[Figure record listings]
--- Begin ---

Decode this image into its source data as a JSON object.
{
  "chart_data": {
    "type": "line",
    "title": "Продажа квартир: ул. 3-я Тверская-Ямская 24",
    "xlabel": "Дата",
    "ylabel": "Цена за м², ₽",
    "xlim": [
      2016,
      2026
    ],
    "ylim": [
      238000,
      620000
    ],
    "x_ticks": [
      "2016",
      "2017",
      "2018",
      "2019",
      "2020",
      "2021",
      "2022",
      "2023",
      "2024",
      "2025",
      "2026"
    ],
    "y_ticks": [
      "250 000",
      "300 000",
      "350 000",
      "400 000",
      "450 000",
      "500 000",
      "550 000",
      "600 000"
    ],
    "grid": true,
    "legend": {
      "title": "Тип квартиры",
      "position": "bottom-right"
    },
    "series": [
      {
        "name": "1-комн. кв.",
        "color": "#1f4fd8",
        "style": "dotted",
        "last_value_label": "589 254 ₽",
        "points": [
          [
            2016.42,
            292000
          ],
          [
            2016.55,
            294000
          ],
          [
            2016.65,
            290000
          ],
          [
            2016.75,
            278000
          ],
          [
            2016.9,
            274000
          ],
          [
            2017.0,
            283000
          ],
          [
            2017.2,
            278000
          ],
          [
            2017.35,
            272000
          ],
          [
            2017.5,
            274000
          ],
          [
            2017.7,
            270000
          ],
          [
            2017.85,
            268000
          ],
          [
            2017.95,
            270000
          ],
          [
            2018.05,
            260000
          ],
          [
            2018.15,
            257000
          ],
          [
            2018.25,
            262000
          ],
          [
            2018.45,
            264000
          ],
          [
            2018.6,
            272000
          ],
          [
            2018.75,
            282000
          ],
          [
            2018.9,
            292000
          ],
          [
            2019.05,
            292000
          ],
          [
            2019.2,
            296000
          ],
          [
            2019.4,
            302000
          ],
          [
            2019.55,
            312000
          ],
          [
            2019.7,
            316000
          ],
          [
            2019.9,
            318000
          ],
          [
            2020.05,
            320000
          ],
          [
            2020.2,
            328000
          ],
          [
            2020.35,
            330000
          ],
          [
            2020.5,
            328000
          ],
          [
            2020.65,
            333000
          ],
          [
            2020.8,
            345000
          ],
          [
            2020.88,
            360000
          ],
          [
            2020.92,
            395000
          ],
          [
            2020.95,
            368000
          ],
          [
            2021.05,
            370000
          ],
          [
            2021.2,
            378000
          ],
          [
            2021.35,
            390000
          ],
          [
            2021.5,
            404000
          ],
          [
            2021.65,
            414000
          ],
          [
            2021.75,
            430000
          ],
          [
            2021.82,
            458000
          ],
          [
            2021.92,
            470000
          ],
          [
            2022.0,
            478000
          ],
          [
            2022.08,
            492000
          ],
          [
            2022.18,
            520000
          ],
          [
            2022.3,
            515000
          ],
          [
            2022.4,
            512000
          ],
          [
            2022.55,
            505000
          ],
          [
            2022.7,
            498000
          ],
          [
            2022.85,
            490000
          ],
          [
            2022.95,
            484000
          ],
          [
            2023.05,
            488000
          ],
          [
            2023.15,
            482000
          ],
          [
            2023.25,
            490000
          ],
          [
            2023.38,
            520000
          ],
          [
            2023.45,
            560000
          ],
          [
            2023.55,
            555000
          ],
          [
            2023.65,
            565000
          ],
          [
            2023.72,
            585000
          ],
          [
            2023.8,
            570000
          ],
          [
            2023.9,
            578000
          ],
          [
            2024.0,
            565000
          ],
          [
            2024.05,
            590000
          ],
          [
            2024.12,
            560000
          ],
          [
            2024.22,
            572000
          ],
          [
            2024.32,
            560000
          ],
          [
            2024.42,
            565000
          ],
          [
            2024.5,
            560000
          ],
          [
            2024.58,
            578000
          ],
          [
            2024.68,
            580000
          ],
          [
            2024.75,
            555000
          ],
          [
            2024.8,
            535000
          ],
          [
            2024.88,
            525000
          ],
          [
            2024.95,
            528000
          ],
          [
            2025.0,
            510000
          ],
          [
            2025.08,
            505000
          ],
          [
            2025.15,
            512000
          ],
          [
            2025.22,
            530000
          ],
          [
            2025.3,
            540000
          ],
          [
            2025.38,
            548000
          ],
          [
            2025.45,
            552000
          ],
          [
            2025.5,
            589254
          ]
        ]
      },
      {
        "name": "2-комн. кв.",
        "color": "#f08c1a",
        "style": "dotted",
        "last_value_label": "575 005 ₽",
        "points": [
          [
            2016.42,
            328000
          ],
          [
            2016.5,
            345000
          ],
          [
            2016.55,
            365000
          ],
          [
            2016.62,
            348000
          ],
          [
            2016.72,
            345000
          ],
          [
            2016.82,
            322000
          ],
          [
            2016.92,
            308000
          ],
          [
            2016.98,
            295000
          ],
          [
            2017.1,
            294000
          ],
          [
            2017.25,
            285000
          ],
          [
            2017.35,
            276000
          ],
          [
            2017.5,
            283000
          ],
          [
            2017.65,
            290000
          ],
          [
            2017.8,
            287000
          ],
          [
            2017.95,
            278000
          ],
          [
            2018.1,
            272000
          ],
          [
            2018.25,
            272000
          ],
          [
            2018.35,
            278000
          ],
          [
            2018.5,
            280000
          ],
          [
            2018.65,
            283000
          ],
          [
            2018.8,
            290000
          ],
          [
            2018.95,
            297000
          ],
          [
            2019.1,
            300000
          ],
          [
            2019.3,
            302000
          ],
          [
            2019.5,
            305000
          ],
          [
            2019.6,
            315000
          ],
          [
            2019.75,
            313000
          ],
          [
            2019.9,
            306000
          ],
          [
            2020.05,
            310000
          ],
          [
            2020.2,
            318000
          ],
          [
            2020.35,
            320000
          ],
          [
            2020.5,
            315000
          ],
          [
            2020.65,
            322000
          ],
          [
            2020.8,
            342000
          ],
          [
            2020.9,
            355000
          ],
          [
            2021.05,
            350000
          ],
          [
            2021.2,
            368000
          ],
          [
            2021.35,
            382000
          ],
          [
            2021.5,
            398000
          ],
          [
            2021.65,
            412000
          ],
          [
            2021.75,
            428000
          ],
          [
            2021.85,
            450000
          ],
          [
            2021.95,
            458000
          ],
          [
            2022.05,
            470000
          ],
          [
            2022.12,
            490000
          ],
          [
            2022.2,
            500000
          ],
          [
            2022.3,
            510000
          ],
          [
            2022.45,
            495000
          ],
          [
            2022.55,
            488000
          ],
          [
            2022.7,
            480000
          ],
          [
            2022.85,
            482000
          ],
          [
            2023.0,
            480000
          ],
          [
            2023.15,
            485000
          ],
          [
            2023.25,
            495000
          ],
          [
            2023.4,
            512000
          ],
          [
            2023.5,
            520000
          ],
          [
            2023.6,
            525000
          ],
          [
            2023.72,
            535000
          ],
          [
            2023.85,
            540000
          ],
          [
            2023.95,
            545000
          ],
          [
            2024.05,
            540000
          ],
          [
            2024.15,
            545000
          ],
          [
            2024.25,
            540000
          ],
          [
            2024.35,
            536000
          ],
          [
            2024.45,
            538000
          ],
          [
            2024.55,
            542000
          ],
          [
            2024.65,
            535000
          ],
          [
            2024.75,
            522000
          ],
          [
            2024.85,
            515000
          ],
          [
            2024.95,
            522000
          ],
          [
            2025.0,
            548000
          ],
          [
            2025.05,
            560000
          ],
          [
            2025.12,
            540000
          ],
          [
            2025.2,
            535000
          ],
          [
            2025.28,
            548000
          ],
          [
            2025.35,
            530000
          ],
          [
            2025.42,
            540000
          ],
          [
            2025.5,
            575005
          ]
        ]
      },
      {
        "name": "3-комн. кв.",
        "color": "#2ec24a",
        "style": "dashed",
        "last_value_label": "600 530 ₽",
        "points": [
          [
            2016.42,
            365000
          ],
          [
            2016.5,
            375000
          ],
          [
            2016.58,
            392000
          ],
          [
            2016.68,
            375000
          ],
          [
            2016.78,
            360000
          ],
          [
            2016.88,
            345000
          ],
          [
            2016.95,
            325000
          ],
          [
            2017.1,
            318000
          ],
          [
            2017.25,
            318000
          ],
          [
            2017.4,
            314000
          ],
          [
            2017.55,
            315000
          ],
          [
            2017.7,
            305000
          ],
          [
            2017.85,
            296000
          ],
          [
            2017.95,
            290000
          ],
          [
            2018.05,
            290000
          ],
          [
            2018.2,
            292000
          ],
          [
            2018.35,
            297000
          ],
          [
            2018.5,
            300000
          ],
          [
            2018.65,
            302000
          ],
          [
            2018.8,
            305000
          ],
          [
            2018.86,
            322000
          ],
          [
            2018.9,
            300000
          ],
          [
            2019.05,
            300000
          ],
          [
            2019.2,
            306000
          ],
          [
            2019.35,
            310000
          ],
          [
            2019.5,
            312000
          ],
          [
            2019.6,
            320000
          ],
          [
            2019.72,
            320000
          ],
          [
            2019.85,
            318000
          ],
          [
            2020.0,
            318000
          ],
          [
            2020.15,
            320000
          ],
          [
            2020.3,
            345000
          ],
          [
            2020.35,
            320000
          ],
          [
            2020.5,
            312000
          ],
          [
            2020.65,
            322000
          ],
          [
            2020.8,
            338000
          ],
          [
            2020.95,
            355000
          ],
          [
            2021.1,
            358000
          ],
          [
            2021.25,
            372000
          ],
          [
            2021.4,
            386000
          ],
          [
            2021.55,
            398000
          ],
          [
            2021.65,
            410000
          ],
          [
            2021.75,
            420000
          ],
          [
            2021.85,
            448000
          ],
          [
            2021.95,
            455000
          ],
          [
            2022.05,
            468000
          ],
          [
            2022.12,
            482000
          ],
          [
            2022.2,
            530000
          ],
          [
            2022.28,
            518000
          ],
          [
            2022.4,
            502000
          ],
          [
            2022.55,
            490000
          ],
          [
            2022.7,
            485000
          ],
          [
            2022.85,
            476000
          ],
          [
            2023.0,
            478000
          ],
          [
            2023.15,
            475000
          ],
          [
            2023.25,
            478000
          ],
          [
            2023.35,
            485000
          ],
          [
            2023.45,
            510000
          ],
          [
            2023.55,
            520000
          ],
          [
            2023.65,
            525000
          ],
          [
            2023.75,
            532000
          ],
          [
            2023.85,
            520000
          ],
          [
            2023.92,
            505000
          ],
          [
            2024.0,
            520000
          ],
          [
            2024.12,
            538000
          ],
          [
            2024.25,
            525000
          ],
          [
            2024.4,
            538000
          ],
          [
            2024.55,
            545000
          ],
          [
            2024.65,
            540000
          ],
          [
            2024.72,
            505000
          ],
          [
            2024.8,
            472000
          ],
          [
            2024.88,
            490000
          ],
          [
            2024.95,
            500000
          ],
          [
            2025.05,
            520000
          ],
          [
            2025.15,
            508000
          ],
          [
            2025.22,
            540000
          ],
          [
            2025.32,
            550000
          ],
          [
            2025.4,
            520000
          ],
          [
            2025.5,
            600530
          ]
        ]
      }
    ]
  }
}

--- End ---

*EXERCISE*
Check every line of the material for the string "title" and give the number of lines that have it, without anything else.

*OUTPUT BELOW*
2